Written exercise: Copy out each line below that has the word "screenshot" in it.

Given records:
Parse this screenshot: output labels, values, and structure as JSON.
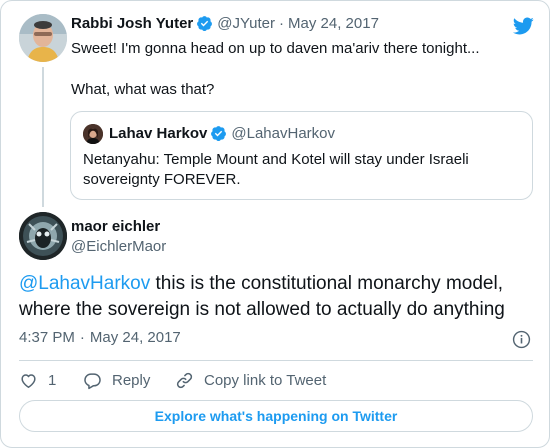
{
  "colors": {
    "accent": "#1d9bf0",
    "text": "#0f1419",
    "muted": "#536471",
    "border": "#cfd9de"
  },
  "parent_tweet": {
    "display_name": "Rabbi Josh Yuter",
    "handle": "@JYuter",
    "separator": "·",
    "date": "May 24, 2017",
    "verified_icon": "verified-badge-icon",
    "text_line_1": "Sweet! I'm gonna head on up to daven ma'ariv there tonight...",
    "text_line_2": "What, what was that?"
  },
  "quoted_tweet": {
    "display_name": "Lahav Harkov",
    "handle": "@LahavHarkov",
    "verified_icon": "verified-badge-icon",
    "text_line_1": "Netanyahu: Temple Mount and Kotel will stay under Israeli",
    "text_line_2": "sovereignty FOREVER."
  },
  "main_tweet": {
    "display_name": "maor eichler",
    "handle": "@EichlerMaor",
    "mention": "@LahavHarkov",
    "text_line_1_rest": " this is the constitutional monarchy model,",
    "text_line_2": "where the sovereign is not allowed to actually do anything",
    "time": "4:37 PM",
    "separator": "·",
    "date": "May 24, 2017"
  },
  "actions": {
    "like_count": "1",
    "reply_label": "Reply",
    "copy_link_label": "Copy link to Tweet"
  },
  "explore_button_label": "Explore what's happening on Twitter",
  "icons": [
    "twitter-bird-icon",
    "verified-badge-icon",
    "info-icon",
    "heart-icon",
    "reply-bubble-icon",
    "link-icon"
  ]
}
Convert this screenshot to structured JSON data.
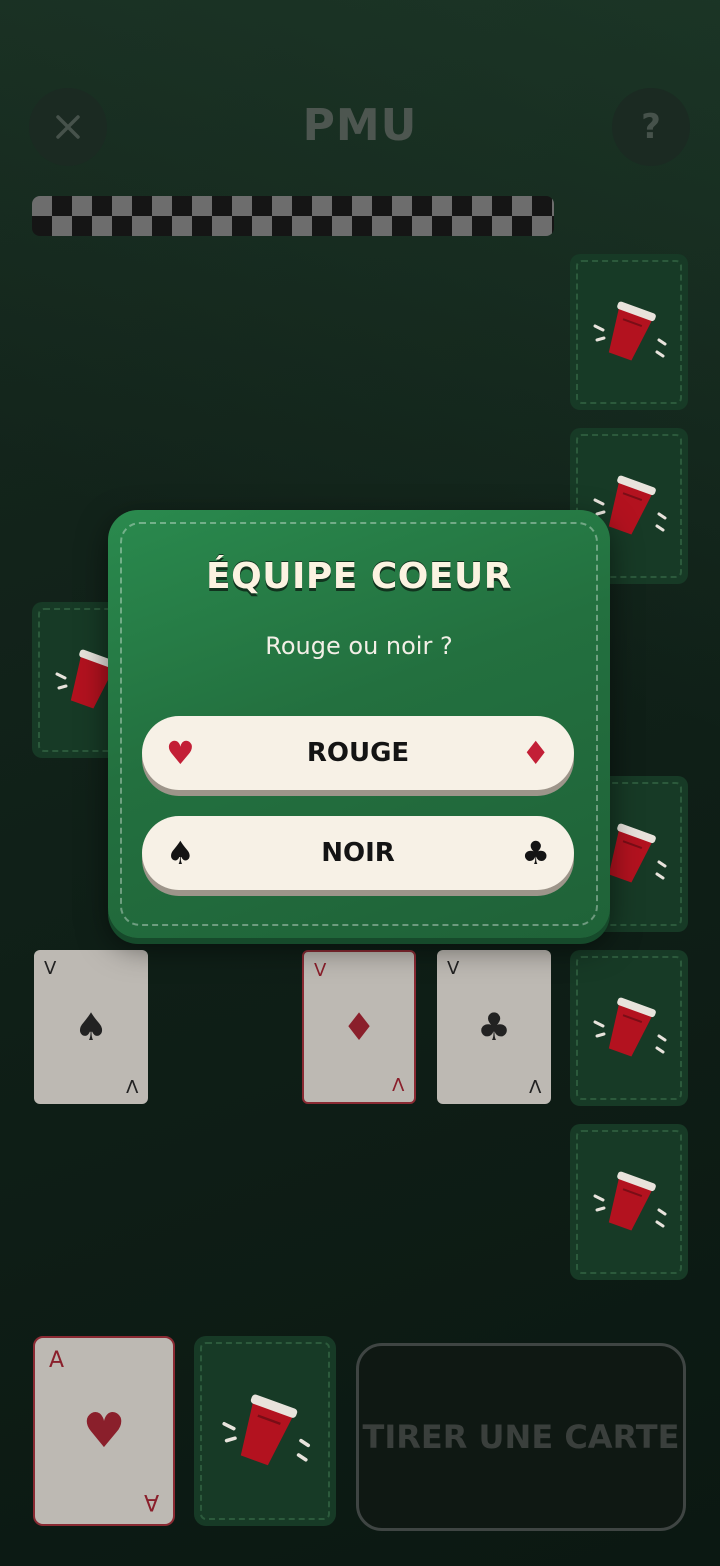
{
  "header": {
    "title": "PMU",
    "help_label": "?"
  },
  "board": {
    "played_cards": [
      {
        "rank": "V",
        "suit": "♠",
        "color": "#222222"
      },
      {
        "rank": "V",
        "suit": "♦",
        "color": "#8a1f2b"
      },
      {
        "rank": "V",
        "suit": "♣",
        "color": "#222222"
      }
    ],
    "hand_card": {
      "rank": "A",
      "suit": "♥",
      "color": "#8a1f2b"
    }
  },
  "draw_button": {
    "label": "TIRER UNE CARTE"
  },
  "dialog": {
    "title": "ÉQUIPE COEUR",
    "subtitle": "Rouge ou noir ?",
    "options": [
      {
        "label": "ROUGE",
        "left_suit": "♥",
        "right_suit": "♦"
      },
      {
        "label": "NOIR",
        "left_suit": "♠",
        "right_suit": "♣"
      }
    ]
  },
  "colors": {
    "dialog_green": "#23703f",
    "card_back_green": "#173a26",
    "suit_red": "#c31f36"
  }
}
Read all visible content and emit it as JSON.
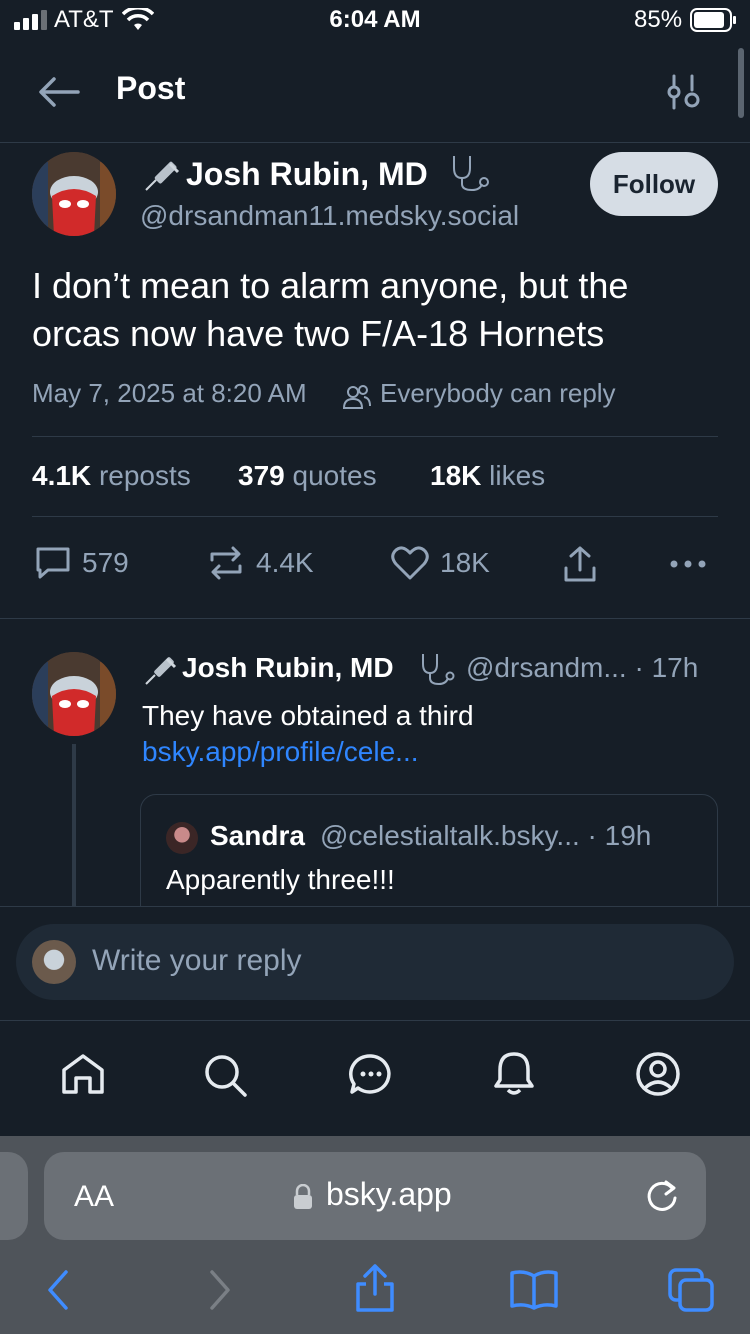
{
  "status_bar": {
    "carrier": "AT&T",
    "time": "6:04 AM",
    "battery": "85%"
  },
  "header": {
    "title": "Post"
  },
  "post": {
    "author_name": "Josh Rubin, MD",
    "author_handle": "@drsandman11.medsky.social",
    "follow_label": "Follow",
    "text": "I don’t mean to alarm anyone, but the orcas now have two F/A-18 Hornets",
    "timestamp": "May 7, 2025 at 8:20 AM",
    "reply_setting": "Everybody can reply",
    "stats": {
      "reposts_count": "4.1K",
      "reposts_label": "reposts",
      "quotes_count": "379",
      "quotes_label": "quotes",
      "likes_count": "18K",
      "likes_label": "likes"
    },
    "actions": {
      "replies": "579",
      "reposts": "4.4K",
      "likes": "18K"
    }
  },
  "reply": {
    "author_name": "Josh Rubin, MD",
    "author_handle": "@drsandm... · 17h",
    "text": "They have obtained a third",
    "link": "bsky.app/profile/cele...",
    "quote": {
      "author_name": "Sandra",
      "author_handle": "@celestialtalk.bsky... · 19h",
      "text": "Apparently three!!!"
    }
  },
  "composer": {
    "placeholder": "Write your reply"
  },
  "safari": {
    "aa_label": "AA",
    "url": "bsky.app"
  },
  "colors": {
    "background": "#161e27",
    "accent_link": "#2f86ff",
    "muted_text": "#93a4b8",
    "follow_button": "#d6dde5"
  },
  "icons": [
    "back-arrow-icon",
    "sliders-icon",
    "syringe-icon",
    "stethoscope-icon",
    "people-icon",
    "comment-icon",
    "repost-icon",
    "heart-icon",
    "share-icon",
    "more-icon",
    "home-icon",
    "search-icon",
    "chat-icon",
    "bell-icon",
    "profile-icon",
    "lock-icon",
    "reload-icon",
    "safari-back-icon",
    "safari-forward-icon",
    "safari-share-icon",
    "bookmarks-icon",
    "tabs-icon"
  ]
}
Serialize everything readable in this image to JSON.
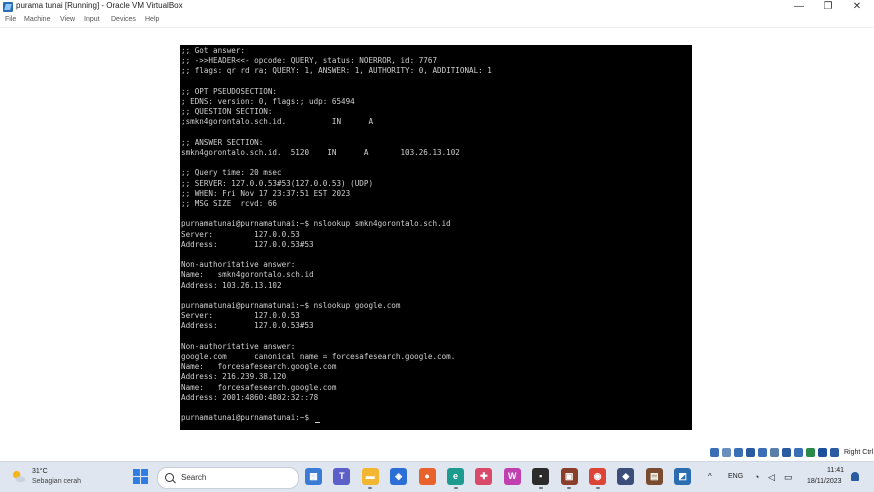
{
  "window": {
    "title": "purama tunai [Running] - Oracle VM VirtualBox",
    "controls": [
      "—",
      "❐",
      "✕"
    ]
  },
  "menubar": {
    "items": [
      "File",
      "Machine",
      "View",
      "Input",
      "Devices",
      "Help"
    ]
  },
  "terminal": {
    "lines": [
      ";; Got answer:",
      ";; ->>HEADER<<- opcode: QUERY, status: NOERROR, id: 7767",
      ";; flags: qr rd ra; QUERY: 1, ANSWER: 1, AUTHORITY: 0, ADDITIONAL: 1",
      "",
      ";; OPT PSEUDOSECTION:",
      "; EDNS: version: 0, flags:; udp: 65494",
      ";; QUESTION SECTION:",
      ";smkn4gorontalo.sch.id.          IN      A",
      "",
      ";; ANSWER SECTION:",
      "smkn4gorontalo.sch.id.  5120    IN      A       103.26.13.102",
      "",
      ";; Query time: 20 msec",
      ";; SERVER: 127.0.0.53#53(127.0.0.53) (UDP)",
      ";; WHEN: Fri Nov 17 23:37:51 EST 2023",
      ";; MSG SIZE  rcvd: 66",
      "",
      "purnamatunai@purnamatunai:~$ nslookup smkn4gorontalo.sch.id",
      "Server:         127.0.0.53",
      "Address:        127.0.0.53#53",
      "",
      "Non-authoritative answer:",
      "Name:   smkn4gorontalo.sch.id",
      "Address: 103.26.13.102",
      "",
      "purnamatunai@purnamatunai:~$ nslookup google.com",
      "Server:         127.0.0.53",
      "Address:        127.0.0.53#53",
      "",
      "Non-authoritative answer:",
      "google.com      canonical name = forcesafesearch.google.com.",
      "Name:   forcesafesearch.google.com",
      "Address: 216.239.38.120",
      "Name:   forcesafesearch.google.com",
      "Address: 2001:4860:4802:32::78",
      "",
      "purnamatunai@purnamatunai:~$ "
    ]
  },
  "vm_status": {
    "host_key": "Right Ctrl",
    "icons": [
      "storage-icon",
      "optical-icon",
      "audio-icon",
      "network-icon",
      "usb-icon",
      "shared-folder-icon",
      "display-icon",
      "capture-icon",
      "cpu-icon",
      "mouse-icon",
      "keyboard-icon"
    ]
  },
  "taskbar": {
    "weather": {
      "temp": "31°C",
      "desc": "Sebagian cerah"
    },
    "search_placeholder": "Search",
    "apps": [
      {
        "name": "widgets-app",
        "color": "#3a7bd5",
        "glyph": "▦"
      },
      {
        "name": "teams-app",
        "color": "#5b5fc7",
        "glyph": "T"
      },
      {
        "name": "file-explorer-app",
        "color": "#f2b630",
        "glyph": "▬"
      },
      {
        "name": "store-app",
        "color": "#2b6fd6",
        "glyph": "◈"
      },
      {
        "name": "firefox-app",
        "color": "#e8622c",
        "glyph": "●"
      },
      {
        "name": "edge-app",
        "color": "#1d9b8e",
        "glyph": "e"
      },
      {
        "name": "app-7",
        "color": "#d94a6a",
        "glyph": "✚"
      },
      {
        "name": "app-8",
        "color": "#c23fb0",
        "glyph": "W"
      },
      {
        "name": "terminal-app",
        "color": "#2b2b2b",
        "glyph": "▪"
      },
      {
        "name": "app-10",
        "color": "#8a3f2c",
        "glyph": "▣"
      },
      {
        "name": "chrome-app",
        "color": "#db4437",
        "glyph": "◉"
      },
      {
        "name": "virtualbox-app",
        "color": "#3b4e7a",
        "glyph": "◆"
      },
      {
        "name": "app-13",
        "color": "#7a4b2e",
        "glyph": "▤"
      },
      {
        "name": "app-14",
        "color": "#2c6cb0",
        "glyph": "◩"
      }
    ],
    "tray": {
      "chevron": "^",
      "lang": "ENG",
      "time": "11:41",
      "date": "18/11/2023"
    }
  }
}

Finished task:
Parse this screenshot: output labels, values, and structure as JSON.
Convert this screenshot to structured JSON data.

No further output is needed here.